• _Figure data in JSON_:
##########

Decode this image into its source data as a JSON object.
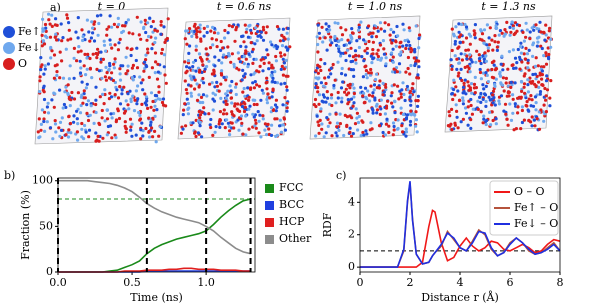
{
  "panel_a": {
    "label": "a)",
    "legend": [
      {
        "name": "Fe↑",
        "color": "#1f4fd8"
      },
      {
        "name": "Fe↓",
        "color": "#6fa8ee"
      },
      {
        "name": "O",
        "color": "#d81e1e"
      }
    ],
    "snapshots": [
      "t = 0",
      "t = 0.6 ns",
      "t = 1.0 ns",
      "t = 1.3 ns"
    ]
  },
  "chart_data": [
    {
      "type": "line",
      "label": "b)",
      "xlabel": "Time (ns)",
      "ylabel": "Fraction (%)",
      "x": [
        0,
        0.05,
        0.1,
        0.15,
        0.2,
        0.25,
        0.3,
        0.35,
        0.4,
        0.45,
        0.5,
        0.55,
        0.6,
        0.65,
        0.7,
        0.75,
        0.8,
        0.85,
        0.9,
        0.95,
        1.0,
        1.05,
        1.1,
        1.15,
        1.2,
        1.25,
        1.3
      ],
      "series": [
        {
          "name": "FCC",
          "color": "#1a8a1a",
          "values": [
            0,
            0,
            0,
            0,
            0,
            0,
            0,
            1,
            2,
            5,
            8,
            12,
            20,
            26,
            30,
            33,
            36,
            38,
            40,
            42,
            45,
            52,
            60,
            67,
            73,
            78,
            80
          ]
        },
        {
          "name": "BCC",
          "color": "#1f3fe0",
          "values": [
            0,
            0,
            0,
            0,
            0,
            0,
            0,
            0,
            0,
            0,
            0,
            0,
            1,
            1,
            1,
            1,
            1,
            1,
            1,
            1,
            1,
            1,
            1,
            1,
            1,
            1,
            1
          ]
        },
        {
          "name": "HCP",
          "color": "#e01f1f",
          "values": [
            0,
            0,
            0,
            0,
            0,
            0,
            0,
            0,
            0,
            1,
            1,
            1,
            2,
            2,
            2,
            3,
            3,
            4,
            4,
            3,
            3,
            3,
            2,
            2,
            2,
            1,
            1
          ]
        },
        {
          "name": "Other",
          "color": "#8c8c8c",
          "values": [
            100,
            100,
            100,
            100,
            100,
            99,
            98,
            97,
            95,
            92,
            88,
            82,
            75,
            70,
            66,
            63,
            60,
            58,
            56,
            54,
            50,
            45,
            38,
            32,
            26,
            22,
            20
          ]
        }
      ],
      "xlim": [
        0,
        1.33
      ],
      "ylim": [
        0,
        103
      ],
      "xticks": [
        {
          "value": 0,
          "label": "0.0"
        },
        0.5,
        {
          "value": 1,
          "label": "1.0"
        }
      ],
      "yticks": [
        0,
        50,
        100
      ],
      "vlines": [
        0,
        0.6,
        1.0,
        1.3
      ],
      "hline": 80,
      "legend": "outside right"
    },
    {
      "type": "line",
      "label": "c)",
      "xlabel": "Distance r (Å)",
      "ylabel": "RDF",
      "x": [
        0,
        1.5,
        1.75,
        1.9,
        2.0,
        2.1,
        2.25,
        2.5,
        2.75,
        2.9,
        3.0,
        3.25,
        3.5,
        3.75,
        4.0,
        4.25,
        4.5,
        4.75,
        5.0,
        5.25,
        5.5,
        5.75,
        6.0,
        6.25,
        6.5,
        6.75,
        7.0,
        7.25,
        7.5,
        7.75,
        8.0
      ],
      "series": [
        {
          "name": "O – O",
          "color": "#f01818",
          "values": [
            0,
            0,
            0,
            0,
            0,
            0,
            0,
            0.3,
            2.5,
            3.5,
            3.4,
            1.5,
            0.4,
            0.6,
            1.3,
            1.8,
            1.3,
            1.0,
            1.2,
            1.6,
            1.5,
            1.1,
            1.0,
            1.2,
            1.4,
            1.2,
            0.9,
            1.0,
            1.4,
            1.7,
            1.6
          ]
        },
        {
          "name": "Fe↑ – O",
          "color": "#b5533c",
          "values": [
            0,
            0,
            1.0,
            4.0,
            5.2,
            3.0,
            0.8,
            0.2,
            0.3,
            0.7,
            0.9,
            1.3,
            2.2,
            1.7,
            1.2,
            1.0,
            1.6,
            2.3,
            2.0,
            1.1,
            0.7,
            0.9,
            1.5,
            1.8,
            1.5,
            1.0,
            0.8,
            0.9,
            1.2,
            1.5,
            1.0
          ]
        },
        {
          "name": "Fe↓ – O",
          "color": "#1f2fe0",
          "values": [
            0,
            0,
            1.1,
            4.1,
            5.3,
            2.9,
            0.8,
            0.2,
            0.3,
            0.7,
            0.9,
            1.4,
            2.1,
            1.8,
            1.2,
            1.0,
            1.5,
            2.2,
            2.1,
            1.2,
            0.7,
            0.9,
            1.4,
            1.8,
            1.5,
            1.1,
            0.8,
            0.9,
            1.1,
            1.4,
            1.0
          ]
        }
      ],
      "xlim": [
        0,
        8
      ],
      "ylim": [
        -0.3,
        5.5
      ],
      "xticks": [
        0,
        2,
        4,
        6,
        8
      ],
      "yticks": [
        0,
        2,
        4
      ],
      "hline": 1,
      "legend": "upper right"
    }
  ]
}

##########

• _Direction_: Identify the lines above with the word "legend". Copy them.

• _Result of this task_:
    "legend": [
      "legend": "outside right"
      "legend": "upper right"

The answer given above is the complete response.